§ **What the task asks**
Reproduce all of the material exactly as shown.

§ **Stored data entries**
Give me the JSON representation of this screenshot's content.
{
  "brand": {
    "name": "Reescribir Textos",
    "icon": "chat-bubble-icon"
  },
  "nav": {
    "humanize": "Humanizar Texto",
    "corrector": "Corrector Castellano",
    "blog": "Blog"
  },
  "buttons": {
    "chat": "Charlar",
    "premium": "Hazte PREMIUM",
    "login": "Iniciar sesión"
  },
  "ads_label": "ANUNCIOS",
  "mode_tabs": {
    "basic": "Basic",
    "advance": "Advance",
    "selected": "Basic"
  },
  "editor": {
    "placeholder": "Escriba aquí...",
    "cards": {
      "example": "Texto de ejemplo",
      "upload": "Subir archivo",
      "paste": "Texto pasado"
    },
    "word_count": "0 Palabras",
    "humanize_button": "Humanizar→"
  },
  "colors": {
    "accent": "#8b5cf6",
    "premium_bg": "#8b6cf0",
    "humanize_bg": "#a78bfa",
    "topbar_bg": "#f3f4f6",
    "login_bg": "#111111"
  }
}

§ **Result below**
Give me the JSON representation of this screenshot's content.
{
  "brand": {
    "name": "Reescribir Textos",
    "icon": "chat-bubble-icon"
  },
  "nav": {
    "humanize": "Humanizar Texto",
    "corrector": "Corrector Castellano",
    "blog": "Blog"
  },
  "buttons": {
    "chat": "Charlar",
    "premium": "Hazte PREMIUM",
    "login": "Iniciar sesión"
  },
  "ads_label": "ANUNCIOS",
  "mode_tabs": {
    "basic": "Basic",
    "advance": "Advance",
    "selected": "Basic"
  },
  "editor": {
    "placeholder": "Escriba aquí...",
    "cards": {
      "example": "Texto de ejemplo",
      "upload": "Subir archivo",
      "paste": "Texto pasado"
    },
    "word_count": "0 Palabras",
    "humanize_button": "Humanizar→"
  },
  "colors": {
    "accent": "#8b5cf6",
    "premium_bg": "#8b6cf0",
    "humanize_bg": "#a78bfa",
    "topbar_bg": "#f3f4f6",
    "login_bg": "#111111"
  }
}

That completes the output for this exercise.